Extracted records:
-=-=-=-=-
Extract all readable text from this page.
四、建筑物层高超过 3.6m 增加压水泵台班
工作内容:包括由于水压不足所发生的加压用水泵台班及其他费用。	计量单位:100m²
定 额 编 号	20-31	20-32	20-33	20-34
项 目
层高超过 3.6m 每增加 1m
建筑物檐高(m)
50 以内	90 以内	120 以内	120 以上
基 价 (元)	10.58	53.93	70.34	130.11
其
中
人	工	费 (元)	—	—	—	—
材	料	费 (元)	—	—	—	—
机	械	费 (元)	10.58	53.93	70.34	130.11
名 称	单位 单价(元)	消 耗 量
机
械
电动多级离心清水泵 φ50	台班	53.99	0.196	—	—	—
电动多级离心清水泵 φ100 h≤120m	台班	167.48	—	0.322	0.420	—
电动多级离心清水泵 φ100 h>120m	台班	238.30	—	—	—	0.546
-=-=-=-=-
== Set task ==
All of the data must be returned exactly.

== Task solution ==
Extract all readable text from this page.
四、建筑物层高超过 3.6m 增加压水泵台班
工作内容:包括由于水压不足所发生的加压用水泵台班及其他费用。	计量单位:100m²
定 额 编 号	20-31	20-32	20-33	20-34
项 目
层高超过 3.6m 每增加 1m
建筑物檐高(m)
50 以内	90 以内	120 以内	120 以上
基 价 (元)	10.58	53.93	70.34	130.11
其
中
人	工	费 (元)	—	—	—	—
材	料	费 (元)	—	—	—	—
机	械	费 (元)	10.58	53.93	70.34	130.11
名 称	单位 单价(元)	消 耗 量
机
械
电动多级离心清水泵 φ50	台班	53.99	0.196	—	—	—
电动多级离心清水泵 φ100 h≤120m	台班	167.48	—	0.322	0.420	—
电动多级离心清水泵 φ100 h>120m	台班	238.30	—	—	—	0.546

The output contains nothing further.